## RECORDED DATA:
═══

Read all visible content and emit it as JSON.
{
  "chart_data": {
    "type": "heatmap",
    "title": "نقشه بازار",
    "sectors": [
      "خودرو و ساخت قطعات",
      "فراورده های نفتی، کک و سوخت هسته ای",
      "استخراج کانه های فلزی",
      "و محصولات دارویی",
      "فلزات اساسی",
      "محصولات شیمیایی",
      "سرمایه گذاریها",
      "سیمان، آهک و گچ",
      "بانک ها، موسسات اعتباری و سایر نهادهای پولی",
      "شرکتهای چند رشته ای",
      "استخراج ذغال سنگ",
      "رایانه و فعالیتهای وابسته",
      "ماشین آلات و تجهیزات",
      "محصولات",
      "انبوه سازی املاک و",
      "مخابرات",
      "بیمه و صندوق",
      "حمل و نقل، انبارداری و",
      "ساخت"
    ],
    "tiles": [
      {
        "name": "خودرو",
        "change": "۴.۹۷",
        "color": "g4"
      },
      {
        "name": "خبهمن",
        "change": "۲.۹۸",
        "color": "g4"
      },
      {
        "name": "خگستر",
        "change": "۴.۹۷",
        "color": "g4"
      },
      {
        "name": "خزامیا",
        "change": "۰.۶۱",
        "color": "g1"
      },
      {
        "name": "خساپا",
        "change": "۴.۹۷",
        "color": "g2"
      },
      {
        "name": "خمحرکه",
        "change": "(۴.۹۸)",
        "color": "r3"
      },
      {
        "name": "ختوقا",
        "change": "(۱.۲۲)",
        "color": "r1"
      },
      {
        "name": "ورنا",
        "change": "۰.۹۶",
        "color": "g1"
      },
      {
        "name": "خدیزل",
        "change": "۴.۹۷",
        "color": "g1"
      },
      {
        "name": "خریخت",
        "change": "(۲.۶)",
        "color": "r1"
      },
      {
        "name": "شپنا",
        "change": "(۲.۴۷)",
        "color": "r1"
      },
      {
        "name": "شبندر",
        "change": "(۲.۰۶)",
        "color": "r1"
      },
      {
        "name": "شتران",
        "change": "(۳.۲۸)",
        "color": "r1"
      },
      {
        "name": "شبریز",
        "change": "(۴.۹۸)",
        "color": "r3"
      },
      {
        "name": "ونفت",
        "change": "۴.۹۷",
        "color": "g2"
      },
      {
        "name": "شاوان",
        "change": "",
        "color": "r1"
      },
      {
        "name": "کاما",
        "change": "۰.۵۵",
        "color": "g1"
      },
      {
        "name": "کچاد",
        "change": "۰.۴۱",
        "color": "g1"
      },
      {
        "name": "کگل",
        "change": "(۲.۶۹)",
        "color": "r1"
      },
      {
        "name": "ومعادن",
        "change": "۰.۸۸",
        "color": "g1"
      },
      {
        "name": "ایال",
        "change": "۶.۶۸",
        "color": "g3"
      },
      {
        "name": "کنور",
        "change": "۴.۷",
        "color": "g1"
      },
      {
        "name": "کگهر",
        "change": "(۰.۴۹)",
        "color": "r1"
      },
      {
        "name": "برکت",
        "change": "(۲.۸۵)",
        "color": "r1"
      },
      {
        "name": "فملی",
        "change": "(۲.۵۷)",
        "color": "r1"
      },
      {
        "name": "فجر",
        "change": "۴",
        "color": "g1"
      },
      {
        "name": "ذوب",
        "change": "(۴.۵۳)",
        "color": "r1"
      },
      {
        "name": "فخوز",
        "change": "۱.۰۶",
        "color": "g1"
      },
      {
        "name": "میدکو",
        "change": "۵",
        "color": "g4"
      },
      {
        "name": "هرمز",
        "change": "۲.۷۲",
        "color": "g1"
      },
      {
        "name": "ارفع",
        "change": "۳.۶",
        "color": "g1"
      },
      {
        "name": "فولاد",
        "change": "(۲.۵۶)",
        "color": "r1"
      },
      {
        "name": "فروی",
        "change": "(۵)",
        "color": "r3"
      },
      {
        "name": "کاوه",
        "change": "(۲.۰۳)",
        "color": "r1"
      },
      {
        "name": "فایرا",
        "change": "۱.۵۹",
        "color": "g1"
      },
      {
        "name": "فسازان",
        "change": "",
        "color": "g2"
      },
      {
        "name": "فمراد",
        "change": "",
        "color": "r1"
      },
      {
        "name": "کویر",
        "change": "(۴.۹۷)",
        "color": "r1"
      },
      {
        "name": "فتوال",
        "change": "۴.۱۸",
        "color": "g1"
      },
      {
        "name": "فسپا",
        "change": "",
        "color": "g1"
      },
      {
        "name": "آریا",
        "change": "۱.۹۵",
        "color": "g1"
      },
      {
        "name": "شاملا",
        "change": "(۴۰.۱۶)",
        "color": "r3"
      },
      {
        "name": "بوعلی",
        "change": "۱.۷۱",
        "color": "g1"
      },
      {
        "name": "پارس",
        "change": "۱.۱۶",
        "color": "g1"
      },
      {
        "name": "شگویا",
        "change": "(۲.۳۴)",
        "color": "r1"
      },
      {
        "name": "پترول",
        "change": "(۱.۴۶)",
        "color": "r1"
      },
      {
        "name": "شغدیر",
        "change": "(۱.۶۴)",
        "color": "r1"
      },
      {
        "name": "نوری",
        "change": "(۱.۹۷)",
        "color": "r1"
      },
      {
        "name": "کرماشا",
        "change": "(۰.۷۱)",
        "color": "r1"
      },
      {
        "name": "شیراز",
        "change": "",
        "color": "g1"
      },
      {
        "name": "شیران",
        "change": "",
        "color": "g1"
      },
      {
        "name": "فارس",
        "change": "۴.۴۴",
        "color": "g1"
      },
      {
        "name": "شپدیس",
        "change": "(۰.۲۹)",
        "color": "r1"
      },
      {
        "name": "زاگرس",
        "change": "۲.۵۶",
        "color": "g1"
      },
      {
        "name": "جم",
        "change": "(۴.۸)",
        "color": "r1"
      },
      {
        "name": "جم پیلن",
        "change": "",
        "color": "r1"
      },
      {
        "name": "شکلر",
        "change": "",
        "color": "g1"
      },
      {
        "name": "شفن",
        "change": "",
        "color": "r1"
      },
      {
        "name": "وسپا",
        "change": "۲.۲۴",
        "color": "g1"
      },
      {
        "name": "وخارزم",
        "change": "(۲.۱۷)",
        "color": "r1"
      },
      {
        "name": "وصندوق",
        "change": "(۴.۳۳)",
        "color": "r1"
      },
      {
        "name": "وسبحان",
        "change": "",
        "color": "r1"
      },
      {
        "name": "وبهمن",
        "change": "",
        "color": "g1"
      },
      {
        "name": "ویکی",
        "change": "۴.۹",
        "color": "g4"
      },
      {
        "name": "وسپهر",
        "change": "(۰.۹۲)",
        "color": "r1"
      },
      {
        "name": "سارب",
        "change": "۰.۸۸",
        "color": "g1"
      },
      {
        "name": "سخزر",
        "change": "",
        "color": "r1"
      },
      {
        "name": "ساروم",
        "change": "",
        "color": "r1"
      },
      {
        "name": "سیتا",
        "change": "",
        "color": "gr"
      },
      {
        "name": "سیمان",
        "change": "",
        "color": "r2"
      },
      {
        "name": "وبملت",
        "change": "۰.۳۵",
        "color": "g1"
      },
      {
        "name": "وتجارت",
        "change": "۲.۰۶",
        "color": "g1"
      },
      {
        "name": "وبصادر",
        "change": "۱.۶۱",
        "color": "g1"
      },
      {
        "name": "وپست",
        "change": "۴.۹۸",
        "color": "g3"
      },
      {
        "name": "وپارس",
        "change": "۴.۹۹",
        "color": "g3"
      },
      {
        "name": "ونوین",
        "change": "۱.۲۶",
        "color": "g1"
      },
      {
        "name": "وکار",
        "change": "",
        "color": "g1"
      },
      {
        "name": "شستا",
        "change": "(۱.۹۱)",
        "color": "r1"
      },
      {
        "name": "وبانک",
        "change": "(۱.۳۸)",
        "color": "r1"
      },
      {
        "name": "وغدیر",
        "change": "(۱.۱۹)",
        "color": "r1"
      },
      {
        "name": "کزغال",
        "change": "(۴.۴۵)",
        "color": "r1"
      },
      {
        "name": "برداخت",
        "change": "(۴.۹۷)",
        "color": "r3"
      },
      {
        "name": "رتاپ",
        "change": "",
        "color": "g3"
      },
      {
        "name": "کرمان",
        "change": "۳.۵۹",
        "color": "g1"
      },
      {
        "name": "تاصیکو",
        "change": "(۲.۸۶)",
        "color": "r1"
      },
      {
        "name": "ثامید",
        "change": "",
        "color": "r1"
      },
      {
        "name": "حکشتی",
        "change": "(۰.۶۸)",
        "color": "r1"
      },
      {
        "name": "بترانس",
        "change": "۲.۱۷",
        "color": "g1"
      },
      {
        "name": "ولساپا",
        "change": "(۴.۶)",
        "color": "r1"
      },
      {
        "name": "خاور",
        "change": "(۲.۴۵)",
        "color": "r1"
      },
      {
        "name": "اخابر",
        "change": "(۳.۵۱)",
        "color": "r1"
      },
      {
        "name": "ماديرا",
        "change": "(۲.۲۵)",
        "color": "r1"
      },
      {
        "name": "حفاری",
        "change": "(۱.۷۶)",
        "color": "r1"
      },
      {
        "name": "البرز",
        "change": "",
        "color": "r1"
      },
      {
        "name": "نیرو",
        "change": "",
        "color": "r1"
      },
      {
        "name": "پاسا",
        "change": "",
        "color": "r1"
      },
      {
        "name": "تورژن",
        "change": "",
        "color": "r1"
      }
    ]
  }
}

═══

## CHALLENGE:
Copy out each line of the records where the string "استخراج" appears.

## RESPONSE TO THIS EXERCISE:
      "استخراج کانه های فلزی",
      "استخراج ذغال سنگ",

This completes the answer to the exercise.